Tally every line featuring "beans", then give that tally alone.

──────── Records supplied ────────

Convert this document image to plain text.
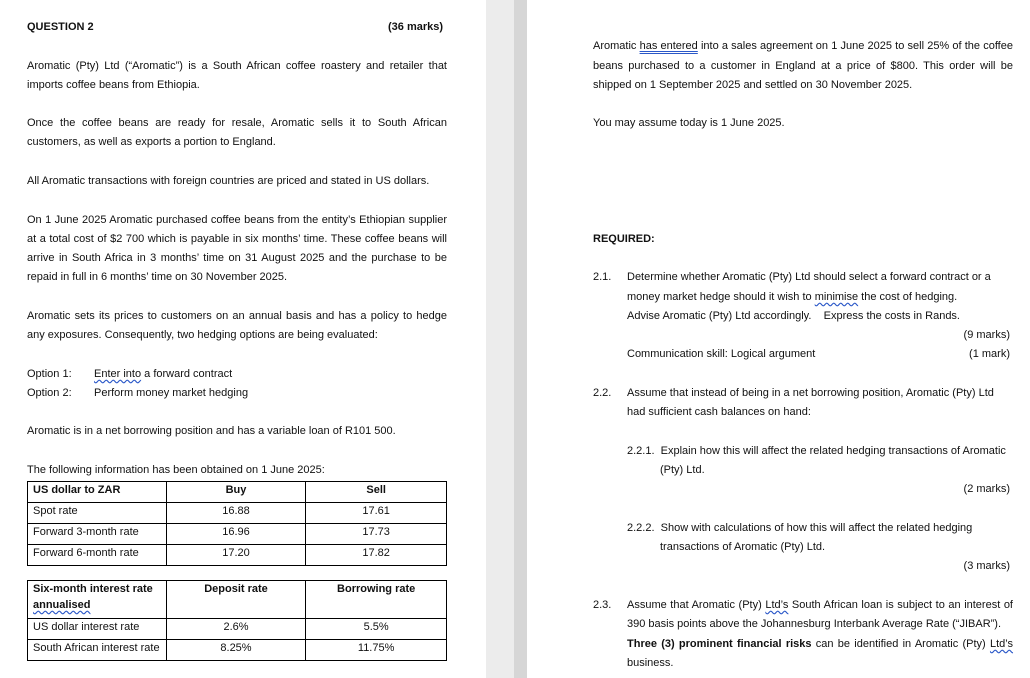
QUESTION 2	(36 marks)
Aromatic (Pty) Ltd (“Aromatic”) is a South African coffee roastery and retailer that
imports coffee beans from Ethiopia.
Once the coffee beans are ready for resale, Aromatic sells it to South African
customers, as well as exports a portion to England.
All Aromatic transactions with foreign countries are priced and stated in US dollars.
On 1 June 2025 Aromatic purchased coffee beans from the entity’s Ethiopian supplier
at a total cost of $2 700 which is payable in six months’ time. These coffee beans will
arrive in South Africa in 3 months’ time on 31 August 2025 and the purchase to be
repaid in full in 6 months’ time on 30 November 2025.
Aromatic sets its prices to customers on an annual basis and has a policy to hedge
any exposures. Consequently, two hedging options are being evaluated:
Option 1: Enter into a forward contract
Option 2: Perform money market hedging
Aromatic is in a net borrowing position and has a variable loan of R101 500.
The following information has been obtained on 1 June 2025:
US dollar to ZAR	Buy	Sell
Spot rate	16.88	17.61
Forward 3-month rate	16.96	17.73
Forward 6-month rate	17.20	17.82
Six-month interest rate
annualised	Deposit rate	Borrowing rate
US dollar interest rate	2.6%	5.5%
South African interest rate	8.25%	11.75%
Aromatic has entered into a sales agreement on 1 June 2025 to sell 25% of the coffee
beans purchased to a customer in England at a price of $800. This order will be
shipped on 1 September 2025 and settled on 30 November 2025.
You may assume today is 1 June 2025.
REQUIRED:
2.1. Determine whether Aromatic (Pty) Ltd should select a forward contract or a
money market hedge should it wish to minimise the cost of hedging.
Advise Aromatic (Pty) Ltd accordingly.    Express the costs in Rands.
(9 marks)
Communication skill: Logical argument	(1 mark)
2.2. Assume that instead of being in a net borrowing position, Aromatic (Pty) Ltd
had sufficient cash balances on hand:
2.2.1.  Explain how this will affect the related hedging transactions of Aromatic
(Pty) Ltd.
(2 marks)
2.2.2.  Show with calculations of how this will affect the related hedging
transactions of Aromatic (Pty) Ltd.
(3 marks)
2.3. Assume that Aromatic (Pty) Ltd’s South African loan is subject to an interest of
390 basis points above the Johannesburg Interbank Average Rate (“JIBAR”).
Three (3) prominent financial risks can be identified in Aromatic (Pty) Ltd’s
business.
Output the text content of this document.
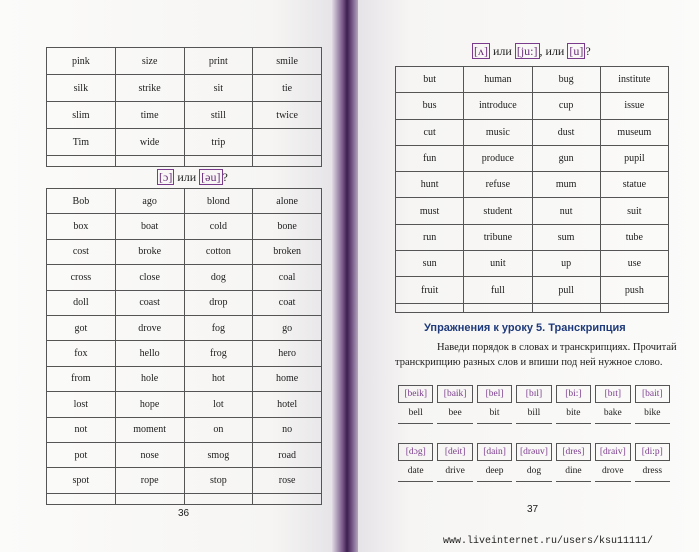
pink	size	print	smile
silk	strike	sit	tie
slim	time	still	twice
Tim	wide	trip	

[ɔ] или [əu] ?
Bob	ago	blond	alone
box	boat	cold	bone
cost	broke	cotton	broken
cross	close	dog	coal
doll	coast	drop	coat
got	drove	fog	go
fox	hello	frog	hero
from	hole	hot	home
lost	hope	lot	hotel
not	moment	on	no
pot	nose	smog	road
spot	rope	stop	rose

36
[ʌ] или [ju:] , или [u] ?
but	human	bug	institute
bus	introduce	cup	issue
cut	music	dust	museum
fun	produce	gun	pupil
hunt	refuse	mum	statue
must	student	nut	suit
run	tribune	sum	tube
sun	unit	up	use
fruit	full	pull	push

Упражнения к уроку 5. Транскрипция
Наведи порядок в словах и транскрипциях. Прочитай
транскрипцию разных слов и впиши под ней нужное слово.
[beik]	[baik]	[bel]	[bɪl]	[bi:]	[bɪt]	[bait]
bell	bee	bit	bill	bite	bake	bike
[dɔg]	[deit]	[dain]	[drəuv]	[dres]	[draiv]	[di:p]
date	drive	deep	dog	dine	drove	dress
37
www.liveinternet.ru/users/ksu11111/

────────

Result for this exercise: 5